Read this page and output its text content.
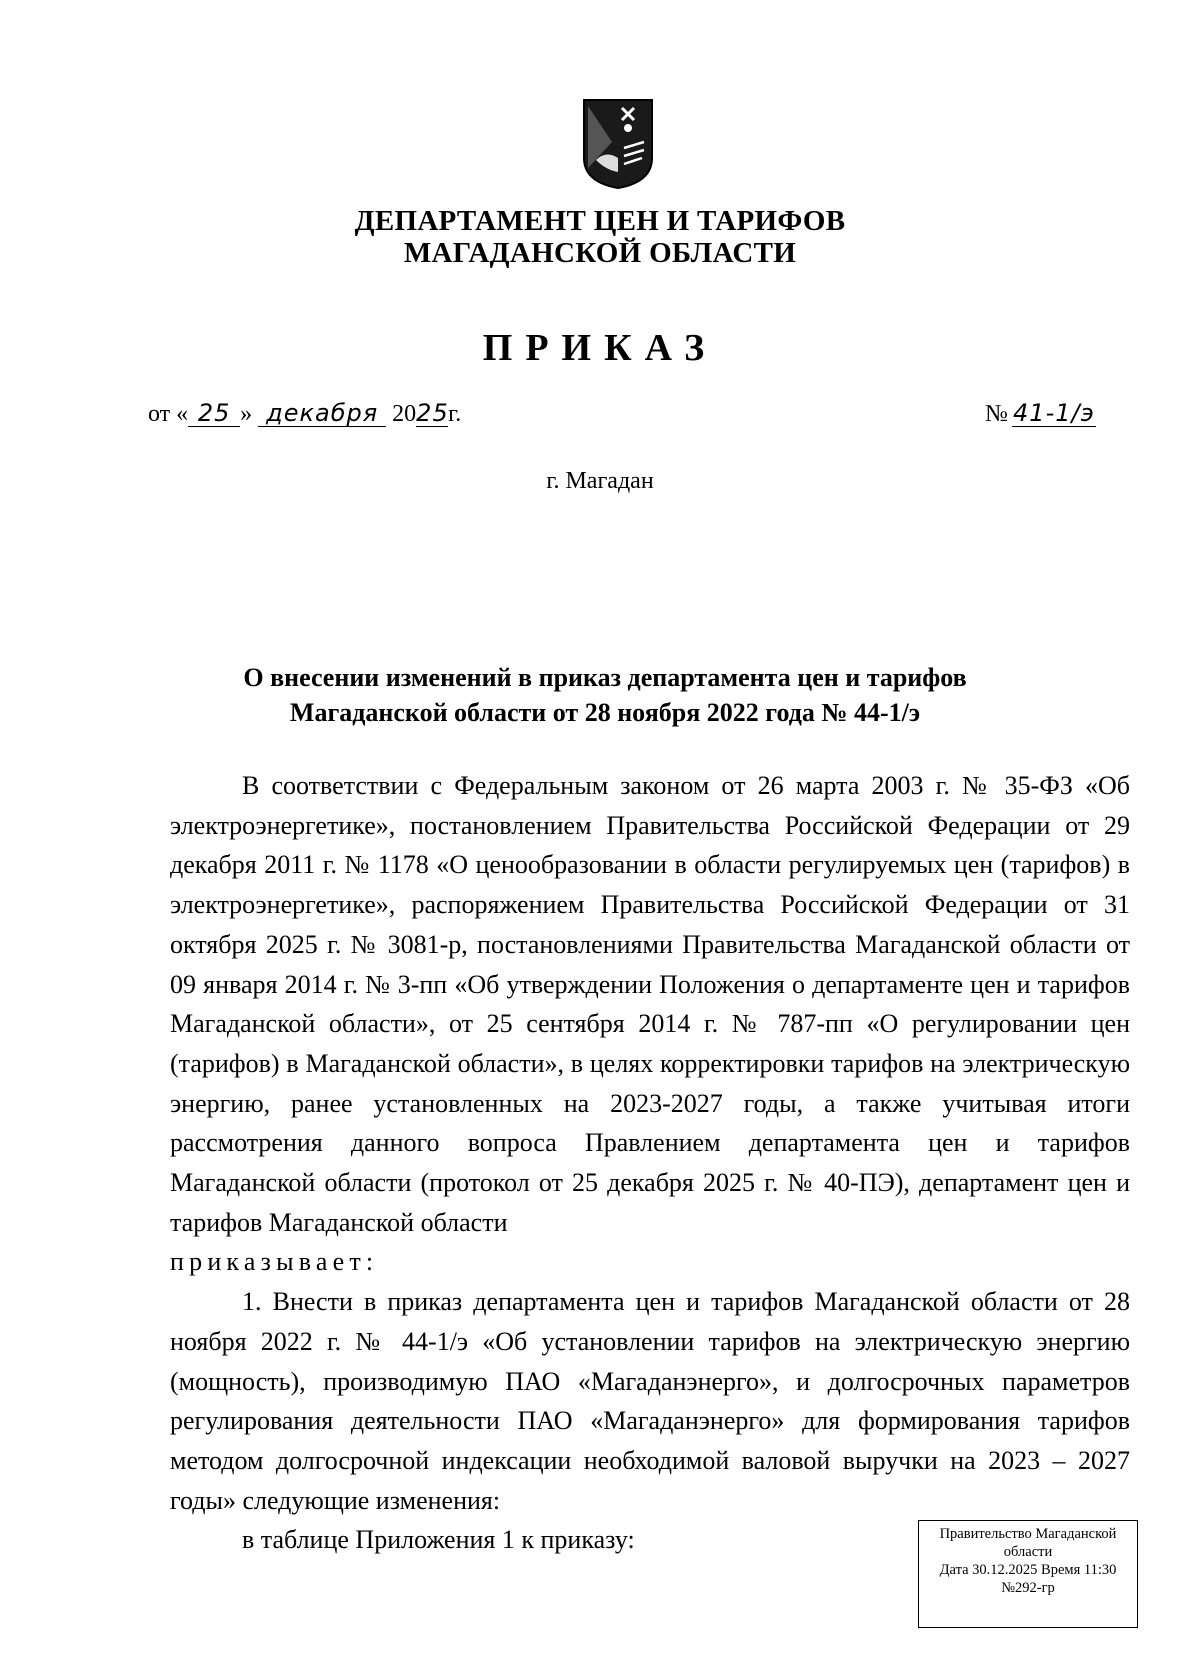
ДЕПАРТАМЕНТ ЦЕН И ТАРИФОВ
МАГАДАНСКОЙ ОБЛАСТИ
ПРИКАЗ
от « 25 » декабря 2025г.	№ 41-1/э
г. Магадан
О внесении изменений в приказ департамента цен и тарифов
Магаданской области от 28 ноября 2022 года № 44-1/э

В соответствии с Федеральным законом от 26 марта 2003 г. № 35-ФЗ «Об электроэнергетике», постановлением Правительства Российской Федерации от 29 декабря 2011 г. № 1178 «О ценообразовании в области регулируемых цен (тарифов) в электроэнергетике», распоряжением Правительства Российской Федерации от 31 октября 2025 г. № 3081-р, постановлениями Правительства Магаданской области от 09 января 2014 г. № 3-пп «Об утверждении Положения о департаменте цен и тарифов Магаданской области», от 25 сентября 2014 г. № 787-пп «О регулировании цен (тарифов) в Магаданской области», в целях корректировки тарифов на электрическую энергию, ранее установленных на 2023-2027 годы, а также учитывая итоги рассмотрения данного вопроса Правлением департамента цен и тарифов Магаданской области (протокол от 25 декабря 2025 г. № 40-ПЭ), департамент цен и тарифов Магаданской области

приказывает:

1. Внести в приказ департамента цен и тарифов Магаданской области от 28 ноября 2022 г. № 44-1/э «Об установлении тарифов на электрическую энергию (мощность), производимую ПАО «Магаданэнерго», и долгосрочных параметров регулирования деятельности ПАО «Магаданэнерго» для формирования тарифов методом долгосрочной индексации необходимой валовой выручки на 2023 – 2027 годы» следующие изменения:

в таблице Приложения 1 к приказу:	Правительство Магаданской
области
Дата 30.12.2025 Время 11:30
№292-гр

Work instructions: Determine how many of the lines above hold the word "энергию", and output that number by itself.

Worked solution: 2